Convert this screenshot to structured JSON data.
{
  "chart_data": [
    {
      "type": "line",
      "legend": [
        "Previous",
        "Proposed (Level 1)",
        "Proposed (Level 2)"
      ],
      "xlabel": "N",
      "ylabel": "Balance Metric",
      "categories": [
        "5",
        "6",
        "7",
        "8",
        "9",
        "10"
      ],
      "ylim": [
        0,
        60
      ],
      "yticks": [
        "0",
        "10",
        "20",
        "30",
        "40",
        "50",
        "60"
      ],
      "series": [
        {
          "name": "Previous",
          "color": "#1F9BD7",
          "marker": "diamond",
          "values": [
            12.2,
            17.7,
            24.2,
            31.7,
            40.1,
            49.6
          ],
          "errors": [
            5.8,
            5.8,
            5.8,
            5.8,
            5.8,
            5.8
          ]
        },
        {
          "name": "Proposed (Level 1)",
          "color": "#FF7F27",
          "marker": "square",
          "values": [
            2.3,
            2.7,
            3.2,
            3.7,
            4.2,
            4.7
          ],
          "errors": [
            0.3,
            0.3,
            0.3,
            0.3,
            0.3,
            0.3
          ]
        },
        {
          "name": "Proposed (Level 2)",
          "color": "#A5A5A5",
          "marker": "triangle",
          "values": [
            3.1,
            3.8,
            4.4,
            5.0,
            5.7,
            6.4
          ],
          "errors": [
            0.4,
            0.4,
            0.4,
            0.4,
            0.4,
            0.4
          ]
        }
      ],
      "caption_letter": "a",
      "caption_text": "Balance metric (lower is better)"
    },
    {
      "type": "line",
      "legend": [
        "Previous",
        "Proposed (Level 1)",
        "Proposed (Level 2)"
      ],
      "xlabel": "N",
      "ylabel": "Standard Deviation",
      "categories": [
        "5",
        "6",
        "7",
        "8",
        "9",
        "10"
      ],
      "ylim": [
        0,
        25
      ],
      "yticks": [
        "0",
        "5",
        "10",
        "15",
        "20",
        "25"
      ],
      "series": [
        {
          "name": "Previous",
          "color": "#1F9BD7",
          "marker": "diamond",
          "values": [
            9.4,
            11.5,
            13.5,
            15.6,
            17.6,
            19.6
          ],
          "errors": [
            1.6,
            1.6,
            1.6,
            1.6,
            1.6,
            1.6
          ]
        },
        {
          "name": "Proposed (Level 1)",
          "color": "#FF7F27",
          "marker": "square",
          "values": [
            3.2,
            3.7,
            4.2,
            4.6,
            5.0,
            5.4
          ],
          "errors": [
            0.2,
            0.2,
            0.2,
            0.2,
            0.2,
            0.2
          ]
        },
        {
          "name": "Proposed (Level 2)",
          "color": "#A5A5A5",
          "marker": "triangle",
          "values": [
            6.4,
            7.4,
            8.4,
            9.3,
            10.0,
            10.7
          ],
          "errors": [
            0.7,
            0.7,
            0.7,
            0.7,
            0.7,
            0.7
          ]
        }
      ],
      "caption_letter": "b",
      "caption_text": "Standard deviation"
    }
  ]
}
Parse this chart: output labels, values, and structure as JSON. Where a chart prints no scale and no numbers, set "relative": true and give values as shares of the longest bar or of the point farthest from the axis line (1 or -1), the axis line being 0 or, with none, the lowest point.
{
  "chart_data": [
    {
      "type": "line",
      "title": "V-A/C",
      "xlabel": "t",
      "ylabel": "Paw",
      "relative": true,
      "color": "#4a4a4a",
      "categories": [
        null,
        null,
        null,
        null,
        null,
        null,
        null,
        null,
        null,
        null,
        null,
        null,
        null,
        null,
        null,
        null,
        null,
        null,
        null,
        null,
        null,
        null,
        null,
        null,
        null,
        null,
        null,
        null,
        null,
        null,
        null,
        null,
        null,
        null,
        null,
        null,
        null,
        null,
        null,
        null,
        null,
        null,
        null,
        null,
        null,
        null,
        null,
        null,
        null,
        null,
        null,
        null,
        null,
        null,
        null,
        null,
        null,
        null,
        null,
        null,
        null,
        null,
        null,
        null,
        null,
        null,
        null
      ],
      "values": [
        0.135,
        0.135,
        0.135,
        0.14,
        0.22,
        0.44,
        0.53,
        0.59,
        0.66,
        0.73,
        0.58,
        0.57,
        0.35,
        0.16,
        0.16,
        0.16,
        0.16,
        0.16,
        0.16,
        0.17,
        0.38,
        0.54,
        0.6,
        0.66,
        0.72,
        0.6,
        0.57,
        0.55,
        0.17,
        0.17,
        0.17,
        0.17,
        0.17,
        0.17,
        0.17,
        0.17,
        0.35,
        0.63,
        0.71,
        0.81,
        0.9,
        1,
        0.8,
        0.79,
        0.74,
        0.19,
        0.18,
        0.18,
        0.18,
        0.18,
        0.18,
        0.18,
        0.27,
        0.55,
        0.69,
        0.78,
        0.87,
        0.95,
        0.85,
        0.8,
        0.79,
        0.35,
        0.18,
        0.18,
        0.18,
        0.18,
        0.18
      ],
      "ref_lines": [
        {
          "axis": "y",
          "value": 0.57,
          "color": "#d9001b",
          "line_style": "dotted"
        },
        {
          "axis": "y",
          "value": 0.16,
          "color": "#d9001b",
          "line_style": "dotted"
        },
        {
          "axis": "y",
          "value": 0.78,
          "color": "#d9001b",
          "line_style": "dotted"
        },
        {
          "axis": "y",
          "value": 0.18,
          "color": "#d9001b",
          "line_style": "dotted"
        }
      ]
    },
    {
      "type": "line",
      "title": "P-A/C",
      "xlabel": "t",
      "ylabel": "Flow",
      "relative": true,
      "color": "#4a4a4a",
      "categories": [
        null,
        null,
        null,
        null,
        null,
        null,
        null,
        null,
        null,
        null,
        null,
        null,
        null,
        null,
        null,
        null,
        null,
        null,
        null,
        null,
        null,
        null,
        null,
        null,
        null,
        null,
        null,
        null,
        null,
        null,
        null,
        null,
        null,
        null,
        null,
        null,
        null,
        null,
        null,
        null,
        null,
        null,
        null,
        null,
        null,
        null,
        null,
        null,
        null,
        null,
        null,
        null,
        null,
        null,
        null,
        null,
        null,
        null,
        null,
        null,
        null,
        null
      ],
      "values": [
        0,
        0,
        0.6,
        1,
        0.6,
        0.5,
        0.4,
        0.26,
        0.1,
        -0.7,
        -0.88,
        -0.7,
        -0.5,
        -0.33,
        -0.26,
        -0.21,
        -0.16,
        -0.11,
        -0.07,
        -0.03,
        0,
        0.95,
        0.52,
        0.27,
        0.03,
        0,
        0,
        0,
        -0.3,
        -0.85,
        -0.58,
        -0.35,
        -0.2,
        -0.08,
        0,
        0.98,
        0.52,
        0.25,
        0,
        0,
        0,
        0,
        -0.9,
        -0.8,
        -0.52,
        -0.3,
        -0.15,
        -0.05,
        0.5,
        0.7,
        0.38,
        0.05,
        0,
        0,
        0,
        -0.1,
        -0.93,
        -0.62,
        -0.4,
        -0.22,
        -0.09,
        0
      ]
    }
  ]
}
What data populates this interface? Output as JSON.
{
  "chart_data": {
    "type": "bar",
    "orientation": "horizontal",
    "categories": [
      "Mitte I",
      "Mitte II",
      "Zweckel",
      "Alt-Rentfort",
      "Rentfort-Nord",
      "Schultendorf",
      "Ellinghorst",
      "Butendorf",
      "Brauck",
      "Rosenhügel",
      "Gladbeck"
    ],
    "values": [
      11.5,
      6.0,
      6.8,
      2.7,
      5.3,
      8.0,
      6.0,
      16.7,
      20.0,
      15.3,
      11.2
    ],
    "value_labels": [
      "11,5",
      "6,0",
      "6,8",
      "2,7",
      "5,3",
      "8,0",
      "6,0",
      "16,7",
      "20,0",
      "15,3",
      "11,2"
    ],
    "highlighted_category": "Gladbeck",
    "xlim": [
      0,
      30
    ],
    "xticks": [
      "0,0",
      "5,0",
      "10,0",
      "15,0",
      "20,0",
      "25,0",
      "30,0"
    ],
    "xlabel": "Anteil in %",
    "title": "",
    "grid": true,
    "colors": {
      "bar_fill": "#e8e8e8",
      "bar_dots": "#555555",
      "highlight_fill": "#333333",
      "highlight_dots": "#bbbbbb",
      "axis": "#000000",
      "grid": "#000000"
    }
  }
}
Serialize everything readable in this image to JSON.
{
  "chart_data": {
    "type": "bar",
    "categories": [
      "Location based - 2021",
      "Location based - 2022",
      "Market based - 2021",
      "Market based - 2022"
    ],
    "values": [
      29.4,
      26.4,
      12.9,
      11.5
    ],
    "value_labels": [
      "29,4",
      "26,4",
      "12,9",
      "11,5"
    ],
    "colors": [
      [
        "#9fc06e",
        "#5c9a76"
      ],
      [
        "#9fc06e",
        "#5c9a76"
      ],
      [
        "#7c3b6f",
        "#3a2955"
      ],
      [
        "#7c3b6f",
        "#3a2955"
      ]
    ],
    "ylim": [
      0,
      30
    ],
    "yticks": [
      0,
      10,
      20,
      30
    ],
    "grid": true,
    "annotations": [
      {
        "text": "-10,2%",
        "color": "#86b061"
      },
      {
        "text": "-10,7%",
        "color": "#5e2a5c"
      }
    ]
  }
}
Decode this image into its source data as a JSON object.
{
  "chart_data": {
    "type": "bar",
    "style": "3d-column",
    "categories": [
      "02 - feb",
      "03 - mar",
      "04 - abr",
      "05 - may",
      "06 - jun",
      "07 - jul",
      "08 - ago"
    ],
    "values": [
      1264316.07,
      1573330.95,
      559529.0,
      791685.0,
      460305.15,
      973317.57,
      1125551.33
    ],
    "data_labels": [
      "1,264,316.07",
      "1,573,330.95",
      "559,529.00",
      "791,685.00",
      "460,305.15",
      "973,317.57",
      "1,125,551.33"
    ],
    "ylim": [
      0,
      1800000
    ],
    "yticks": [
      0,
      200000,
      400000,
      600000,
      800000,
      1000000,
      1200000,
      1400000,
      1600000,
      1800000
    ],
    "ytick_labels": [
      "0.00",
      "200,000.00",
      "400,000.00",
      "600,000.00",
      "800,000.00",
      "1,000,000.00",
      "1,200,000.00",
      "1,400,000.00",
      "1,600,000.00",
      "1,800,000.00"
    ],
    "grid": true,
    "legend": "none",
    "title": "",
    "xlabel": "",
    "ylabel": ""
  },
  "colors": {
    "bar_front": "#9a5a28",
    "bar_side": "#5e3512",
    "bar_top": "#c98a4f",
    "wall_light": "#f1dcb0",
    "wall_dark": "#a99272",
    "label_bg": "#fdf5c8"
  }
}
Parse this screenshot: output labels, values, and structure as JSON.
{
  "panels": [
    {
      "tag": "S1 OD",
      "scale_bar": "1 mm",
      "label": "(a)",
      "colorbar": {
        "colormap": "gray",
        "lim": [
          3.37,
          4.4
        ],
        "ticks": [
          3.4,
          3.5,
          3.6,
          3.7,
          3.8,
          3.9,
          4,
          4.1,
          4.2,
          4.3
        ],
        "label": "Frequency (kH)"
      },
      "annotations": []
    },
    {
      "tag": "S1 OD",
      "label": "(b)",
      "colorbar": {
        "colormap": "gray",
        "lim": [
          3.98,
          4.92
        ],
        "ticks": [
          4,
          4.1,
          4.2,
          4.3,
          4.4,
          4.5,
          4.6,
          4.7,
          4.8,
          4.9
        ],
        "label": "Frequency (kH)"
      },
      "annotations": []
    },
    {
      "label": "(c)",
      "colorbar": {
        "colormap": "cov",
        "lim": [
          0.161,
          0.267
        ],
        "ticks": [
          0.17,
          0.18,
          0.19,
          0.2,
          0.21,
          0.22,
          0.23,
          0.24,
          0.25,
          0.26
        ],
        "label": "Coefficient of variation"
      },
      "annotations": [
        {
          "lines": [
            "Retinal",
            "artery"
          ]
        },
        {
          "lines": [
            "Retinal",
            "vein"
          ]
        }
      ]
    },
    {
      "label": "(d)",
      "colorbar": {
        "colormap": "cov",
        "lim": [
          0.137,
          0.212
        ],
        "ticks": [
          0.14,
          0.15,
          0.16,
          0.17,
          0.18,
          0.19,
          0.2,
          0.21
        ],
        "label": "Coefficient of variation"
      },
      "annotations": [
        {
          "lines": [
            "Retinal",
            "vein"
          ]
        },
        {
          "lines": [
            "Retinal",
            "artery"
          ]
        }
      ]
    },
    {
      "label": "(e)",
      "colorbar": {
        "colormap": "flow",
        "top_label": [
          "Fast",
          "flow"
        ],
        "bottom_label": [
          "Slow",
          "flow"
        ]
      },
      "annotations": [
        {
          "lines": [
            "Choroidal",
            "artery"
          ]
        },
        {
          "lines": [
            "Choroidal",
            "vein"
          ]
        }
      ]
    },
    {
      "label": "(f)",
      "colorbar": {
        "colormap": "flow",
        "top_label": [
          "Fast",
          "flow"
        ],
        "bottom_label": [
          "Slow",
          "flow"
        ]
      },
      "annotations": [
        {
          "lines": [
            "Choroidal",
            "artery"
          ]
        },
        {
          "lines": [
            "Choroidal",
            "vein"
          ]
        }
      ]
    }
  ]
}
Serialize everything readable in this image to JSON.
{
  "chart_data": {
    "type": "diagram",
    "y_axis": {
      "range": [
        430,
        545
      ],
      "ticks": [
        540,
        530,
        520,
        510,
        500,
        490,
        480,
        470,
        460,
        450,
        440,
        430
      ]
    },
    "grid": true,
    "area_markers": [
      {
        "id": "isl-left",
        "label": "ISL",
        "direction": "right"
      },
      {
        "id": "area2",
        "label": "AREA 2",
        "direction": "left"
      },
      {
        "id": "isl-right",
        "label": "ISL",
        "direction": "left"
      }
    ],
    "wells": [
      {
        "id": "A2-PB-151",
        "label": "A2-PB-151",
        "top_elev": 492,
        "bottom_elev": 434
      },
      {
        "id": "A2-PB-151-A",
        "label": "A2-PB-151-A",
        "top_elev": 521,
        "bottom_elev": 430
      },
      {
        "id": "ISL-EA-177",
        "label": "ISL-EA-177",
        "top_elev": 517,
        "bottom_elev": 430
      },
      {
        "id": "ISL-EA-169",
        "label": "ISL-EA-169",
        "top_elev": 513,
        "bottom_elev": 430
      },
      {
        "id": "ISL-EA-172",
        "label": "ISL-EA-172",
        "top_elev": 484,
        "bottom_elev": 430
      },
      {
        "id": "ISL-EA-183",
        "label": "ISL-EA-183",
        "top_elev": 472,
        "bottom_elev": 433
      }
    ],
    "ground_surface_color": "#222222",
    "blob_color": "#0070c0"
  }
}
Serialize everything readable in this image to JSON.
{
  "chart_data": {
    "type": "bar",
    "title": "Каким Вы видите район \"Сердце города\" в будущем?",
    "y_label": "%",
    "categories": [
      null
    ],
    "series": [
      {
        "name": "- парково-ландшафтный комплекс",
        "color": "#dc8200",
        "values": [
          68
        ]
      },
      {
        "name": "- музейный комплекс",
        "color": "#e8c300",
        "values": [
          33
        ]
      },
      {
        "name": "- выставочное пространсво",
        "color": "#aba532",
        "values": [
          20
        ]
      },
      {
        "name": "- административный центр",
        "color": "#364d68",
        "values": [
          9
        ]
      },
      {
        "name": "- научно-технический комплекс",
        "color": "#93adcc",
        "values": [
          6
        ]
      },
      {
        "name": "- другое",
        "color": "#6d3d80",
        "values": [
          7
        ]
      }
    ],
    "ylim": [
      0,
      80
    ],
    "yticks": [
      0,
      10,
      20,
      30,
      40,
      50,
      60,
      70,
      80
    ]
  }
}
************
● What the task asks: From the entries above, extract every line where the word "комплекс" appears.

● Solution below:
        "name": "- парково-ландшафтный комплекс",
        "name": "- музейный комплекс",
        "name": "- научно-технический комплекс",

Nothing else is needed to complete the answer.